# START OF Dataset entries

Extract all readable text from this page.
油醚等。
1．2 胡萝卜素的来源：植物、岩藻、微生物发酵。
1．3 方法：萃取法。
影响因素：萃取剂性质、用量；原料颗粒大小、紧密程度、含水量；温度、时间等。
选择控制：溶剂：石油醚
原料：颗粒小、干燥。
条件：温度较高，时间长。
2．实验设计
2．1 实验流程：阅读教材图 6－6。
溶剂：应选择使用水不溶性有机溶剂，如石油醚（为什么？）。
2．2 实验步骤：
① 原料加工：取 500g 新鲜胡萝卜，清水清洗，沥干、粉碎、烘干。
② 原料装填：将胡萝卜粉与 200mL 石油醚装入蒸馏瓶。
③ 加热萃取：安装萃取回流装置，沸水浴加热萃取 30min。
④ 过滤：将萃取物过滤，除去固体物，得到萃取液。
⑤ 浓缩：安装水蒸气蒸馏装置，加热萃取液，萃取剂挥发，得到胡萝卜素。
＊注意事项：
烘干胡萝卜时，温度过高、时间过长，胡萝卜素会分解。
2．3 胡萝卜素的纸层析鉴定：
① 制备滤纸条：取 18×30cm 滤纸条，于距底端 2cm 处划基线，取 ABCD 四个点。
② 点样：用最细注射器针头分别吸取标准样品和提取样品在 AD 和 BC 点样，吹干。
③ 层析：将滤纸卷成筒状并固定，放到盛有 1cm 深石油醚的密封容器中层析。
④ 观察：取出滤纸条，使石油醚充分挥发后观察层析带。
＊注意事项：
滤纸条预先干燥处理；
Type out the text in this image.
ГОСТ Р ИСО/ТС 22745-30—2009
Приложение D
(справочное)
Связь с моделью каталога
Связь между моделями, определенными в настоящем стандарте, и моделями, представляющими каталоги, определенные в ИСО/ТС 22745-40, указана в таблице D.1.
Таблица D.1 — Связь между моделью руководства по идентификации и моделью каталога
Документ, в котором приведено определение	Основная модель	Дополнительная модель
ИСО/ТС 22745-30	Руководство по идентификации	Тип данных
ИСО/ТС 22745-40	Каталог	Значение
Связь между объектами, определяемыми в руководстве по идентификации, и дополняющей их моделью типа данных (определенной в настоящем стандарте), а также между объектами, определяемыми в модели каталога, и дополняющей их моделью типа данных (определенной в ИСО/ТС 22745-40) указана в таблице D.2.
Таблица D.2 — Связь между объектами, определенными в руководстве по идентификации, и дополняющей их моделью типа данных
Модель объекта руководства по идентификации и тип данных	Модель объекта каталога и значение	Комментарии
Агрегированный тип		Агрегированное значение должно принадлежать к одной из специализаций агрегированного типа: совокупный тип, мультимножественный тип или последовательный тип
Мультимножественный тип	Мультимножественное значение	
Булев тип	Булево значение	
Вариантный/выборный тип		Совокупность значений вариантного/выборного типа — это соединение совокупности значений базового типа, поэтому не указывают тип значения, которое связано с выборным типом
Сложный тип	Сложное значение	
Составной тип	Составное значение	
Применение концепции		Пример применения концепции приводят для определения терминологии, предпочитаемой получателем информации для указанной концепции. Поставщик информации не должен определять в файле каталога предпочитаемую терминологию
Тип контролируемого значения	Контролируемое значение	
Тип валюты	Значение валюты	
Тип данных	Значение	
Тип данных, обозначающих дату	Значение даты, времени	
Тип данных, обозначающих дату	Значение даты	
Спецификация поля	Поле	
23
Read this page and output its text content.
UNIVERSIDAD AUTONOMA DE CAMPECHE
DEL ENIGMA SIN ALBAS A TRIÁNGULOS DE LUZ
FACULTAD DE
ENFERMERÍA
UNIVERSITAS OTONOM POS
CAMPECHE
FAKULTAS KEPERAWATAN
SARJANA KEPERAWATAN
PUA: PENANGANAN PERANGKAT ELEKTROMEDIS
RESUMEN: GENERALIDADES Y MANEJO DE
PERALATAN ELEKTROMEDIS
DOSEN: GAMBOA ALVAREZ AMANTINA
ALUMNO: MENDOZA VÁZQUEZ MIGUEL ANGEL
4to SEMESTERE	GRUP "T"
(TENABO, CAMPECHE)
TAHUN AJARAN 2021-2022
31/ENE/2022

# END OF Dataset entries

**The request**
Each line of the material should be duplicated exactly, please.

**Answer to the exercise**
Extract all readable text from this page.
油醚等。
1．2 胡萝卜素的来源：植物、岩藻、微生物发酵。
1．3 方法：萃取法。
影响因素：萃取剂性质、用量；原料颗粒大小、紧密程度、含水量；温度、时间等。
选择控制：溶剂：石油醚
原料：颗粒小、干燥。
条件：温度较高，时间长。
2．实验设计
2．1 实验流程：阅读教材图 6－6。
溶剂：应选择使用水不溶性有机溶剂，如石油醚（为什么？）。
2．2 实验步骤：
① 原料加工：取 500g 新鲜胡萝卜，清水清洗，沥干、粉碎、烘干。
② 原料装填：将胡萝卜粉与 200mL 石油醚装入蒸馏瓶。
③ 加热萃取：安装萃取回流装置，沸水浴加热萃取 30min。
④ 过滤：将萃取物过滤，除去固体物，得到萃取液。
⑤ 浓缩：安装水蒸气蒸馏装置，加热萃取液，萃取剂挥发，得到胡萝卜素。
＊注意事项：
烘干胡萝卜时，温度过高、时间过长，胡萝卜素会分解。
2．3 胡萝卜素的纸层析鉴定：
① 制备滤纸条：取 18×30cm 滤纸条，于距底端 2cm 处划基线，取 ABCD 四个点。
② 点样：用最细注射器针头分别吸取标准样品和提取样品在 AD 和 BC 点样，吹干。
③ 层析：将滤纸卷成筒状并固定，放到盛有 1cm 深石油醚的密封容器中层析。
④ 观察：取出滤纸条，使石油醚充分挥发后观察层析带。
＊注意事项：
滤纸条预先干燥处理；
Type out the text in this image.
ГОСТ Р ИСО/ТС 22745-30—2009
Приложение D
(справочное)
Связь с моделью каталога
Связь между моделями, определенными в настоящем стандарте, и моделями, представляющими каталоги, определенные в ИСО/ТС 22745-40, указана в таблице D.1.
Таблица D.1 — Связь между моделью руководства по идентификации и моделью каталога
Документ, в котором приведено определение	Основная модель	Дополнительная модель
ИСО/ТС 22745-30	Руководство по идентификации	Тип данных
ИСО/ТС 22745-40	Каталог	Значение
Связь между объектами, определяемыми в руководстве по идентификации, и дополняющей их моделью типа данных (определенной в настоящем стандарте), а также между объектами, определяемыми в модели каталога, и дополняющей их моделью типа данных (определенной в ИСО/ТС 22745-40) указана в таблице D.2.
Таблица D.2 — Связь между объектами, определенными в руководстве по идентификации, и дополняющей их моделью типа данных
Модель объекта руководства по идентификации и тип данных	Модель объекта каталога и значение	Комментарии
Агрегированный тип		Агрегированное значение должно принадлежать к одной из специализаций агрегированного типа: совокупный тип, мультимножественный тип или последовательный тип
Мультимножественный тип	Мультимножественное значение	
Булев тип	Булево значение	
Вариантный/выборный тип		Совокупность значений вариантного/выборного типа — это соединение совокупности значений базового типа, поэтому не указывают тип значения, которое связано с выборным типом
Сложный тип	Сложное значение	
Составной тип	Составное значение	
Применение концепции		Пример применения концепции приводят для определения терминологии, предпочитаемой получателем информации для указанной концепции. Поставщик информации не должен определять в файле каталога предпочитаемую терминологию
Тип контролируемого значения	Контролируемое значение	
Тип валюты	Значение валюты	
Тип данных	Значение	
Тип данных, обозначающих дату	Значение даты, времени	
Тип данных, обозначающих дату	Значение даты	
Спецификация поля	Поле	
23
Read this page and output its text content.
UNIVERSIDAD AUTONOMA DE CAMPECHE
DEL ENIGMA SIN ALBAS A TRIÁNGULOS DE LUZ
FACULTAD DE
ENFERMERÍA
UNIVERSITAS OTONOM POS
CAMPECHE
FAKULTAS KEPERAWATAN
SARJANA KEPERAWATAN
PUA: PENANGANAN PERANGKAT ELEKTROMEDIS
RESUMEN: GENERALIDADES Y MANEJO DE
PERALATAN ELEKTROMEDIS
DOSEN: GAMBOA ALVAREZ AMANTINA
ALUMNO: MENDOZA VÁZQUEZ MIGUEL ANGEL
4to SEMESTERE	GRUP "T"
(TENABO, CAMPECHE)
TAHUN AJARAN 2021-2022
31/ENE/2022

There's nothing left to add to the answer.